EXERCISE GOAL:
Faithfully return all lines, omitting every embedded picture.
— START OF EXTRACTED MATERIAL —
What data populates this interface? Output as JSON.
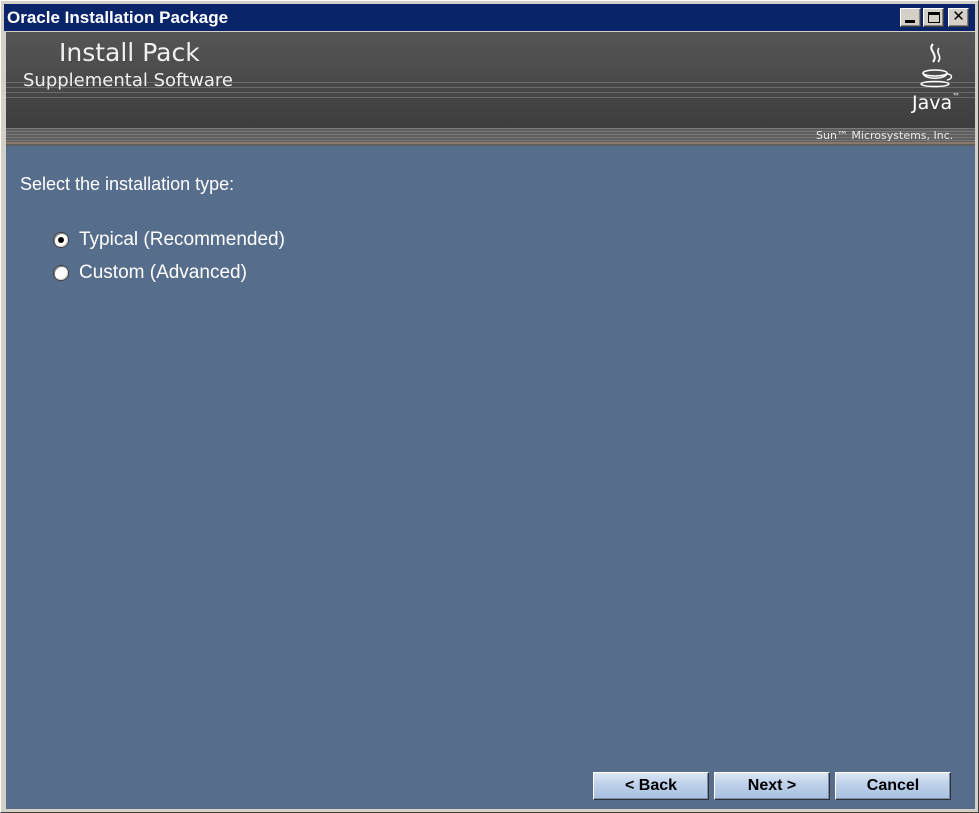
{
  "window": {
    "title": "Oracle Installation Package",
    "controls": {
      "minimize": "minimize-icon",
      "maximize": "maximize-icon",
      "close": "close-icon"
    }
  },
  "banner": {
    "title": "Install Pack",
    "subtitle": "Supplemental Software",
    "logo_text": "Java",
    "logo_tm": "™",
    "vendor": "Sun™ Microsystems, Inc."
  },
  "content": {
    "prompt": "Select the installation type:",
    "options": [
      {
        "label": "Typical (Recommended)",
        "selected": true
      },
      {
        "label": "Custom (Advanced)",
        "selected": false
      }
    ]
  },
  "buttons": {
    "back": "< Back",
    "next": "Next >",
    "cancel": "Cancel"
  },
  "colors": {
    "titlebar": "#0a246a",
    "content_bg": "#576d8c",
    "banner_bg": "#3a3a3a"
  }
}
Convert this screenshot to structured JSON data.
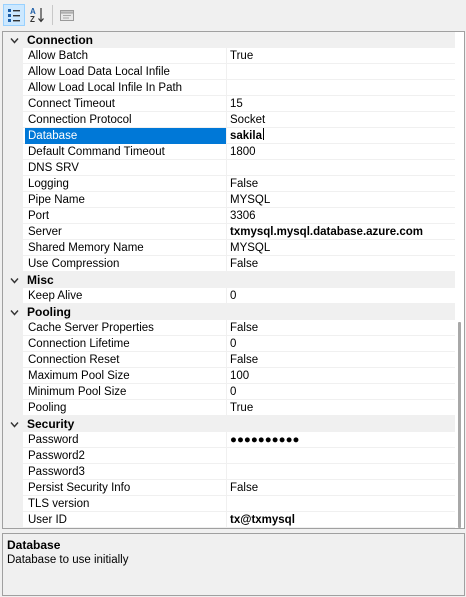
{
  "toolbar": {
    "buttons": [
      {
        "name": "categorized-view-button",
        "icon": "categorized-icon",
        "active": true
      },
      {
        "name": "alphabetical-view-button",
        "icon": "sort-az-icon",
        "active": false
      },
      {
        "name": "property-pages-button",
        "icon": "property-pages-icon",
        "active": false
      }
    ],
    "sort_icon_text": "A\nZ"
  },
  "grid": {
    "selected_property": "Database",
    "categories": [
      {
        "label": "Connection",
        "expanded": true,
        "properties": [
          {
            "name": "Allow Batch",
            "value": "True"
          },
          {
            "name": "Allow Load Data Local Infile",
            "value": ""
          },
          {
            "name": "Allow Load Local Infile In Path",
            "value": ""
          },
          {
            "name": "Connect Timeout",
            "value": "15"
          },
          {
            "name": "Connection Protocol",
            "value": "Socket"
          },
          {
            "name": "Database",
            "value": "sakila",
            "bold": true,
            "selected": true
          },
          {
            "name": "Default Command Timeout",
            "value": "1800"
          },
          {
            "name": "DNS SRV",
            "value": ""
          },
          {
            "name": "Logging",
            "value": "False"
          },
          {
            "name": "Pipe Name",
            "value": "MYSQL"
          },
          {
            "name": "Port",
            "value": "3306"
          },
          {
            "name": "Server",
            "value": "txmysql.mysql.database.azure.com",
            "bold": true
          },
          {
            "name": "Shared Memory Name",
            "value": "MYSQL"
          },
          {
            "name": "Use Compression",
            "value": "False"
          }
        ]
      },
      {
        "label": "Misc",
        "expanded": true,
        "properties": [
          {
            "name": "Keep Alive",
            "value": "0"
          }
        ]
      },
      {
        "label": "Pooling",
        "expanded": true,
        "properties": [
          {
            "name": "Cache Server Properties",
            "value": "False"
          },
          {
            "name": "Connection Lifetime",
            "value": "0"
          },
          {
            "name": "Connection Reset",
            "value": "False"
          },
          {
            "name": "Maximum Pool Size",
            "value": "100"
          },
          {
            "name": "Minimum Pool Size",
            "value": "0"
          },
          {
            "name": "Pooling",
            "value": "True"
          }
        ]
      },
      {
        "label": "Security",
        "expanded": true,
        "properties": [
          {
            "name": "Password",
            "value": "●●●●●●●●●●",
            "bold": true
          },
          {
            "name": "Password2",
            "value": ""
          },
          {
            "name": "Password3",
            "value": ""
          },
          {
            "name": "Persist Security Info",
            "value": "False"
          },
          {
            "name": "TLS version",
            "value": ""
          },
          {
            "name": "User ID",
            "value": "tx@txmysql",
            "bold": true
          }
        ]
      }
    ]
  },
  "description": {
    "title": "Database",
    "text": "Database to use initially"
  },
  "colors": {
    "selection": "#0078d7",
    "gutter": "#f0f0f0",
    "toolbar_active": "#cce8ff"
  }
}
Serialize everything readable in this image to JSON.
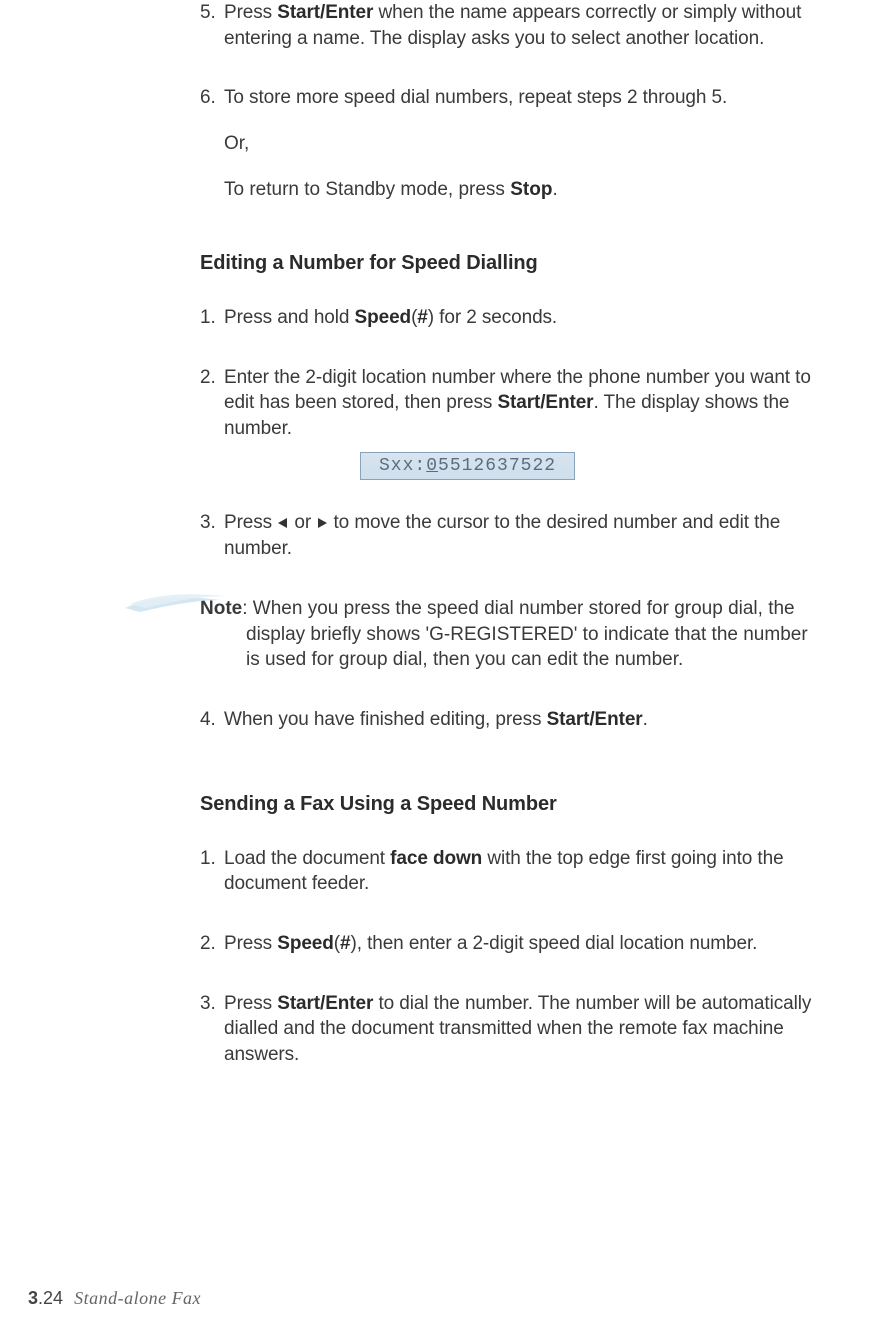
{
  "body": {
    "step5": {
      "num": "5.",
      "text_a": "Press ",
      "bold_a": "Start/Enter",
      "text_b": " when the name appears correctly or simply without entering a name. The display asks you to select another location."
    },
    "step6": {
      "num": "6.",
      "line1": "To store more speed dial numbers, repeat steps 2 through 5.",
      "or": "Or,",
      "line2_a": "To return to Standby mode, press ",
      "line2_bold": "Stop",
      "line2_b": "."
    },
    "heading_edit": "Editing a Number for Speed Dialling",
    "edit_step1": {
      "num": "1.",
      "text_a": "Press and hold ",
      "bold_a": "Speed",
      "text_b": "(",
      "bold_b": "#",
      "text_c": ") for 2 seconds."
    },
    "edit_step2": {
      "num": "2.",
      "text_a": "Enter the 2-digit location number where the phone number you want to edit has been stored, then press ",
      "bold_a": "Start/Enter",
      "text_b": ". The display shows the number."
    },
    "display": {
      "prefix": "Sxx:",
      "first": "0",
      "rest": "5512637522"
    },
    "edit_step3": {
      "num": "3.",
      "text_a": "Press ",
      "text_b": " or ",
      "text_c": " to move the cursor to the desired number and edit the number."
    },
    "note": {
      "label": "Note",
      "colon": ": ",
      "text": "When you press the speed dial number stored for group dial, the display briefly shows 'G-REGISTERED' to indicate that the number is used for group dial, then you can edit the number."
    },
    "edit_step4": {
      "num": "4.",
      "text_a": "When you have finished editing, press ",
      "bold_a": "Start/Enter",
      "text_b": "."
    },
    "heading_send": "Sending a Fax Using a Speed Number",
    "send_step1": {
      "num": "1.",
      "text_a": "Load the document ",
      "bold_a": "face down",
      "text_b": " with the top edge first going into the document feeder."
    },
    "send_step2": {
      "num": "2.",
      "text_a": "Press ",
      "bold_a": "Speed",
      "text_b": "(",
      "bold_b": "#",
      "text_c": "), then enter a 2-digit speed dial location number."
    },
    "send_step3": {
      "num": "3.",
      "text_a": "Press ",
      "bold_a": "Start/Enter",
      "text_b": " to dial the number. The number will be automatically dialled and the document transmitted when the remote fax machine answers."
    }
  },
  "footer": {
    "chapter": "3",
    "dot": ".",
    "page": "24",
    "section": "Stand-alone Fax"
  }
}
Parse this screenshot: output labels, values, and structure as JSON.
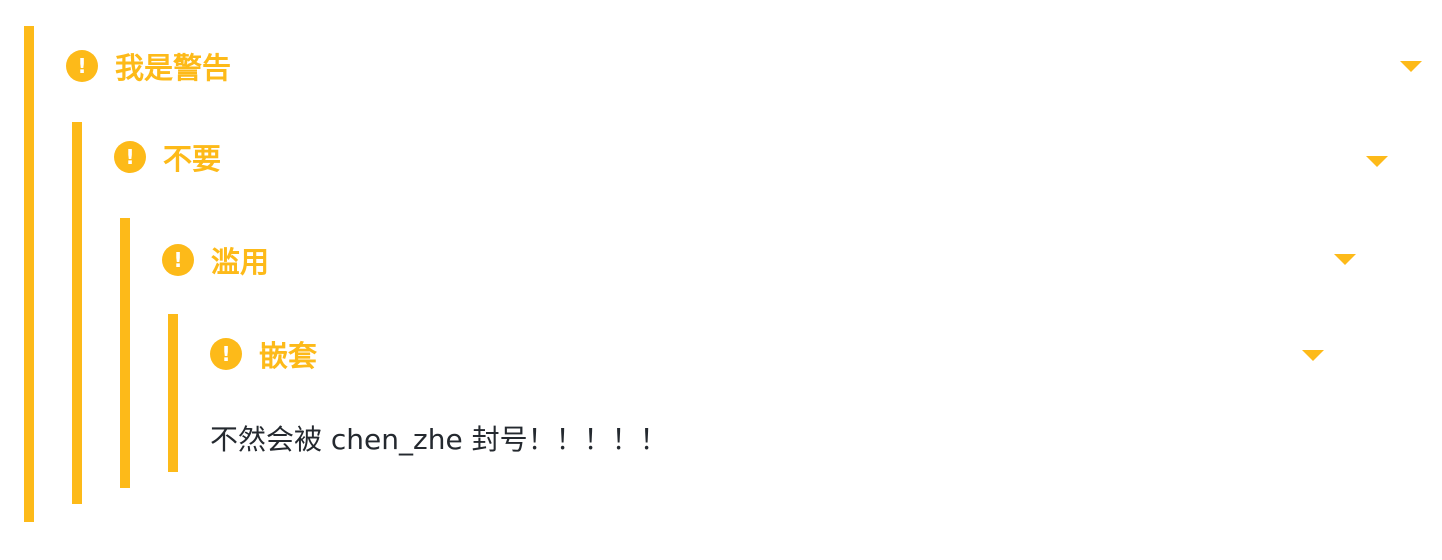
{
  "callouts": [
    {
      "title": "我是警告",
      "icon": "exclamation-circle-icon",
      "collapse_icon": "caret-down-icon"
    },
    {
      "title": "不要",
      "icon": "exclamation-circle-icon",
      "collapse_icon": "caret-down-icon"
    },
    {
      "title": "滥用",
      "icon": "exclamation-circle-icon",
      "collapse_icon": "caret-down-icon"
    },
    {
      "title": "嵌套",
      "icon": "exclamation-circle-icon",
      "collapse_icon": "caret-down-icon"
    }
  ],
  "content": "不然会被 chen_zhe 封号！！！！！",
  "icon_glyph": "!",
  "colors": {
    "accent": "#FDBA19",
    "text": "#24292f"
  }
}
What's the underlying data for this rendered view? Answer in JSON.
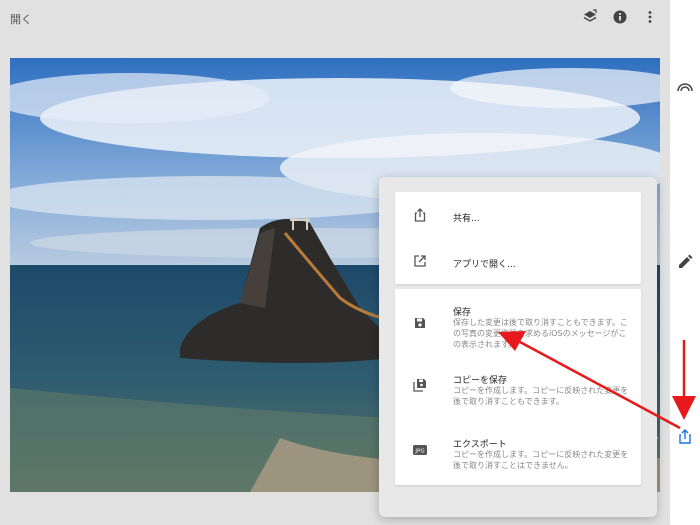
{
  "topbar": {
    "open_label": "開く"
  },
  "menu": {
    "share": {
      "title": "共有..."
    },
    "open_in_app": {
      "title": "アプリで開く..."
    },
    "save": {
      "title": "保存",
      "desc": "保存した変更は後で取り消すこともできます。この写真の変更権限を求めるiOSのメッセージがこの表示されます。"
    },
    "save_copy": {
      "title": "コピーを保存",
      "desc": "コピーを作成します。コピーに反映された変更を後で取り消すこともできます。"
    },
    "export": {
      "title": "エクスポート",
      "desc": "コピーを作成します。コピーに反映された変更を後で取り消すことはできません。",
      "icon_text": "JPG"
    }
  },
  "colors": {
    "annotation_arrow": "#e8191c",
    "accent_blue": "#1a73e8"
  },
  "icons": {
    "layers": "layers-icon",
    "info": "info-icon",
    "more": "more-vert-icon",
    "looks": "looks-icon",
    "edit": "pencil-icon",
    "share": "share-icon",
    "open_external": "open-external-icon",
    "save": "save-icon",
    "save_copy": "save-copy-icon",
    "export": "jpg-export-icon"
  }
}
— END OF EXTRACTED MATERIAL —
EXERCISE SOLUTION:
What data populates this interface? Output as JSON.
{
  "window": {
    "title": "Oracle Installation Package",
    "controls": {
      "minimize": "minimize-icon",
      "maximize": "maximize-icon",
      "close": "close-icon"
    }
  },
  "banner": {
    "title": "Install Pack",
    "subtitle": "Supplemental Software",
    "logo_text": "Java",
    "logo_tm": "™",
    "vendor": "Sun™ Microsystems, Inc."
  },
  "content": {
    "prompt": "Select the installation type:",
    "options": [
      {
        "label": "Typical (Recommended)",
        "selected": true
      },
      {
        "label": "Custom (Advanced)",
        "selected": false
      }
    ]
  },
  "buttons": {
    "back": "< Back",
    "next": "Next >",
    "cancel": "Cancel"
  },
  "colors": {
    "titlebar": "#0a246a",
    "content_bg": "#576d8c",
    "banner_bg": "#3a3a3a"
  }
}
Convert this screenshot to structured JSON data.
{
  "toolbar": {
    "buttons": [
      {
        "name": "categorized-view-button",
        "icon": "categorized-icon",
        "active": true
      },
      {
        "name": "alphabetical-view-button",
        "icon": "sort-az-icon",
        "active": false
      },
      {
        "name": "property-pages-button",
        "icon": "property-pages-icon",
        "active": false
      }
    ],
    "sort_icon_text": "A\nZ"
  },
  "grid": {
    "selected_property": "Database",
    "categories": [
      {
        "label": "Connection",
        "expanded": true,
        "properties": [
          {
            "name": "Allow Batch",
            "value": "True"
          },
          {
            "name": "Allow Load Data Local Infile",
            "value": ""
          },
          {
            "name": "Allow Load Local Infile In Path",
            "value": ""
          },
          {
            "name": "Connect Timeout",
            "value": "15"
          },
          {
            "name": "Connection Protocol",
            "value": "Socket"
          },
          {
            "name": "Database",
            "value": "sakila",
            "bold": true,
            "selected": true
          },
          {
            "name": "Default Command Timeout",
            "value": "1800"
          },
          {
            "name": "DNS SRV",
            "value": ""
          },
          {
            "name": "Logging",
            "value": "False"
          },
          {
            "name": "Pipe Name",
            "value": "MYSQL"
          },
          {
            "name": "Port",
            "value": "3306"
          },
          {
            "name": "Server",
            "value": "txmysql.mysql.database.azure.com",
            "bold": true
          },
          {
            "name": "Shared Memory Name",
            "value": "MYSQL"
          },
          {
            "name": "Use Compression",
            "value": "False"
          }
        ]
      },
      {
        "label": "Misc",
        "expanded": true,
        "properties": [
          {
            "name": "Keep Alive",
            "value": "0"
          }
        ]
      },
      {
        "label": "Pooling",
        "expanded": true,
        "properties": [
          {
            "name": "Cache Server Properties",
            "value": "False"
          },
          {
            "name": "Connection Lifetime",
            "value": "0"
          },
          {
            "name": "Connection Reset",
            "value": "False"
          },
          {
            "name": "Maximum Pool Size",
            "value": "100"
          },
          {
            "name": "Minimum Pool Size",
            "value": "0"
          },
          {
            "name": "Pooling",
            "value": "True"
          }
        ]
      },
      {
        "label": "Security",
        "expanded": true,
        "properties": [
          {
            "name": "Password",
            "value": "●●●●●●●●●●",
            "bold": true
          },
          {
            "name": "Password2",
            "value": ""
          },
          {
            "name": "Password3",
            "value": ""
          },
          {
            "name": "Persist Security Info",
            "value": "False"
          },
          {
            "name": "TLS version",
            "value": ""
          },
          {
            "name": "User ID",
            "value": "tx@txmysql",
            "bold": true
          }
        ]
      }
    ]
  },
  "description": {
    "title": "Database",
    "text": "Database to use initially"
  },
  "colors": {
    "selection": "#0078d7",
    "gutter": "#f0f0f0",
    "toolbar_active": "#cce8ff"
  }
}
Serialize everything readable in this image to JSON.
{
  "body": {
    "step5": {
      "num": "5.",
      "text_a": "Press ",
      "bold_a": "Start/Enter",
      "text_b": " when the name appears correctly or simply without entering a name. The display asks you to select another location."
    },
    "step6": {
      "num": "6.",
      "line1": "To store more speed dial numbers, repeat steps 2 through 5.",
      "or": "Or,",
      "line2_a": "To return to Standby mode, press ",
      "line2_bold": "Stop",
      "line2_b": "."
    },
    "heading_edit": "Editing a Number for Speed Dialling",
    "edit_step1": {
      "num": "1.",
      "text_a": "Press and hold ",
      "bold_a": "Speed",
      "text_b": "(",
      "bold_b": "#",
      "text_c": ") for 2 seconds."
    },
    "edit_step2": {
      "num": "2.",
      "text_a": "Enter the 2-digit location number where the phone number you want to edit has been stored, then press ",
      "bold_a": "Start/Enter",
      "text_b": ". The display shows the number."
    },
    "display": {
      "prefix": "Sxx:",
      "first": "0",
      "rest": "5512637522"
    },
    "edit_step3": {
      "num": "3.",
      "text_a": "Press ",
      "text_b": " or ",
      "text_c": " to move the cursor to the desired number and edit the number."
    },
    "note": {
      "label": "Note",
      "colon": ": ",
      "text": "When you press the speed dial number stored for group dial, the display briefly shows 'G-REGISTERED' to indicate that the number is used for group dial, then you can edit the number."
    },
    "edit_step4": {
      "num": "4.",
      "text_a": "When you have finished editing, press ",
      "bold_a": "Start/Enter",
      "text_b": "."
    },
    "heading_send": "Sending a Fax Using a Speed Number",
    "send_step1": {
      "num": "1.",
      "text_a": "Load the document ",
      "bold_a": "face down",
      "text_b": " with the top edge first going into the document feeder."
    },
    "send_step2": {
      "num": "2.",
      "text_a": "Press ",
      "bold_a": "Speed",
      "text_b": "(",
      "bold_b": "#",
      "text_c": "), then enter a 2-digit speed dial location number."
    },
    "send_step3": {
      "num": "3.",
      "text_a": "Press ",
      "bold_a": "Start/Enter",
      "text_b": " to dial the number. The number will be automatically dialled and the document transmitted when the remote fax machine answers."
    }
  },
  "footer": {
    "chapter": "3",
    "dot": ".",
    "page": "24",
    "section": "Stand-alone Fax"
  }
}
Parse this screenshot: output labels, values, and structure as JSON.
{
  "callouts": [
    {
      "title": "我是警告",
      "icon": "exclamation-circle-icon",
      "collapse_icon": "caret-down-icon"
    },
    {
      "title": "不要",
      "icon": "exclamation-circle-icon",
      "collapse_icon": "caret-down-icon"
    },
    {
      "title": "滥用",
      "icon": "exclamation-circle-icon",
      "collapse_icon": "caret-down-icon"
    },
    {
      "title": "嵌套",
      "icon": "exclamation-circle-icon",
      "collapse_icon": "caret-down-icon"
    }
  ],
  "content": "不然会被 chen_zhe 封号！！！！！",
  "icon_glyph": "!",
  "colors": {
    "accent": "#FDBA19",
    "text": "#24292f"
  }
}
What's the underlying data for this rendered view? Answer in JSON.
{
  "topbar": {
    "open_label": "開く"
  },
  "menu": {
    "share": {
      "title": "共有..."
    },
    "open_in_app": {
      "title": "アプリで開く..."
    },
    "save": {
      "title": "保存",
      "desc": "保存した変更は後で取り消すこともできます。この写真の変更権限を求めるiOSのメッセージがこの表示されます。"
    },
    "save_copy": {
      "title": "コピーを保存",
      "desc": "コピーを作成します。コピーに反映された変更を後で取り消すこともできます。"
    },
    "export": {
      "title": "エクスポート",
      "desc": "コピーを作成します。コピーに反映された変更を後で取り消すことはできません。",
      "icon_text": "JPG"
    }
  },
  "colors": {
    "annotation_arrow": "#e8191c",
    "accent_blue": "#1a73e8"
  },
  "icons": {
    "layers": "layers-icon",
    "info": "info-icon",
    "more": "more-vert-icon",
    "looks": "looks-icon",
    "edit": "pencil-icon",
    "share": "share-icon",
    "open_external": "open-external-icon",
    "save": "save-icon",
    "save_copy": "save-copy-icon",
    "export": "jpg-export-icon"
  }
}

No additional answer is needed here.